JOB: Provide only the number of lines in the records below that include "Disk".

+++ INFORMATION PROVIDED +++

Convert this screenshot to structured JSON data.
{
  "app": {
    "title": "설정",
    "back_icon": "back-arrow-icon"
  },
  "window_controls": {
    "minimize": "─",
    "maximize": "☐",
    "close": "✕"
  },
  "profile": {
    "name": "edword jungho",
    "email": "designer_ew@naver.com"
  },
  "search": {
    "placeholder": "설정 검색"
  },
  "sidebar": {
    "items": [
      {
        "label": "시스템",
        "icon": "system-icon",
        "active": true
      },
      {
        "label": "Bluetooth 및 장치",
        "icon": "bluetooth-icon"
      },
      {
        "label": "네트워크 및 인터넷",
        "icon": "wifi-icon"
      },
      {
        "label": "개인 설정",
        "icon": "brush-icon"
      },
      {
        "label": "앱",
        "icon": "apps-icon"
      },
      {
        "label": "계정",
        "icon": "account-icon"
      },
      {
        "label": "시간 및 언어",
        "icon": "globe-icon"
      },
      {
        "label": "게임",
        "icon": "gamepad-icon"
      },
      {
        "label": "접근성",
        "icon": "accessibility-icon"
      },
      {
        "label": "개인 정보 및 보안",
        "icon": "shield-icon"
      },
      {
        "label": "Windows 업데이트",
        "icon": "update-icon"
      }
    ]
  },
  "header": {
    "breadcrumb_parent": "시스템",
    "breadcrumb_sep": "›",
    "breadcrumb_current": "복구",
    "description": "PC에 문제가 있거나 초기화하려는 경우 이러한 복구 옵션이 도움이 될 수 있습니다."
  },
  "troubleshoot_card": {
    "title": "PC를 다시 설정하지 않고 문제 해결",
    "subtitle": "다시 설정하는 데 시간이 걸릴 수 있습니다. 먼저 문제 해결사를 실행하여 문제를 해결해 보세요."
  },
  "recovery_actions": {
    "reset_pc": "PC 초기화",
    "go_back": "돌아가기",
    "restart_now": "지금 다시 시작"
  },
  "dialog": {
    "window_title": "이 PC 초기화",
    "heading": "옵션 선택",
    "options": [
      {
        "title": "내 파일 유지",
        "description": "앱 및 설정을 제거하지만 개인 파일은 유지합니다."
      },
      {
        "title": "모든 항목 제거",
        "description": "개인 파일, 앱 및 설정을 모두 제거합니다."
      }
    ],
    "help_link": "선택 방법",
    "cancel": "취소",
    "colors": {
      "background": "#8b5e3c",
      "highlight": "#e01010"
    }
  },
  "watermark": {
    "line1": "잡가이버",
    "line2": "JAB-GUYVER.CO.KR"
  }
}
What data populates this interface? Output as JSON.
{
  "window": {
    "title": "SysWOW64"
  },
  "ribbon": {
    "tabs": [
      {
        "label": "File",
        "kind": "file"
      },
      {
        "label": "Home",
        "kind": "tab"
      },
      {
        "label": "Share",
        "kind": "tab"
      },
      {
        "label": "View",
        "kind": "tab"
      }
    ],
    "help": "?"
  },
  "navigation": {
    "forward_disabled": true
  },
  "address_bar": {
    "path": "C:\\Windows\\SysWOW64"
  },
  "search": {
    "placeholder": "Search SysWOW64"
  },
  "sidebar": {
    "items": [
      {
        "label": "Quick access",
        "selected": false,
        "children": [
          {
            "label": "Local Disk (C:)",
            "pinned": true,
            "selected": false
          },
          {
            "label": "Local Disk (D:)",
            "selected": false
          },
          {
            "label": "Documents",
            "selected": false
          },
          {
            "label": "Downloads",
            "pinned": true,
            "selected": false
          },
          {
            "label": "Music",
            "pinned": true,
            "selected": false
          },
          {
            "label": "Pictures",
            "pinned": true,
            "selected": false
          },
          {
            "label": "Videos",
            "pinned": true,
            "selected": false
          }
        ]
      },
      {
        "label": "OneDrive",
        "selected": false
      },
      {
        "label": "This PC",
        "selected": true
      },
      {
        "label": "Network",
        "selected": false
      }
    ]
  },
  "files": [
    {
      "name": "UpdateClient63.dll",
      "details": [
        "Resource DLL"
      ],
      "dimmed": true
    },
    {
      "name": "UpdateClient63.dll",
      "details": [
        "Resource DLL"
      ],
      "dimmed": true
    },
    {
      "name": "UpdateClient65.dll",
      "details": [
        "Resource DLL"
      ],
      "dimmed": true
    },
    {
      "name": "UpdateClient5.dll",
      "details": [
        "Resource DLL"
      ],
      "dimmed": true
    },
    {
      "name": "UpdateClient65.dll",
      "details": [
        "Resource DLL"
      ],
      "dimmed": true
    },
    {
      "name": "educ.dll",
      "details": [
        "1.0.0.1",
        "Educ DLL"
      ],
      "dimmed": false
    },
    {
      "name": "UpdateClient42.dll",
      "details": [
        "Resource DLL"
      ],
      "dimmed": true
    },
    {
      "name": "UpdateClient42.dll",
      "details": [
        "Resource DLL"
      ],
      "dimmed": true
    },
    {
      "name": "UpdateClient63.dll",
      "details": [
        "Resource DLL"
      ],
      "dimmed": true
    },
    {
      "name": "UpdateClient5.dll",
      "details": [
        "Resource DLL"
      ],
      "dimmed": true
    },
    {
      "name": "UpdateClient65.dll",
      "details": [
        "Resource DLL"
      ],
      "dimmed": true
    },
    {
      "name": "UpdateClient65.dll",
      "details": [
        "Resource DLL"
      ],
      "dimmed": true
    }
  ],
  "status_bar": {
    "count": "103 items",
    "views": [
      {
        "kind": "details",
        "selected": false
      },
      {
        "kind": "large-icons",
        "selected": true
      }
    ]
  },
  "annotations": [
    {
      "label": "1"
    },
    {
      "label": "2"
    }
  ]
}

+++

PROBLEM SOLUTION: 2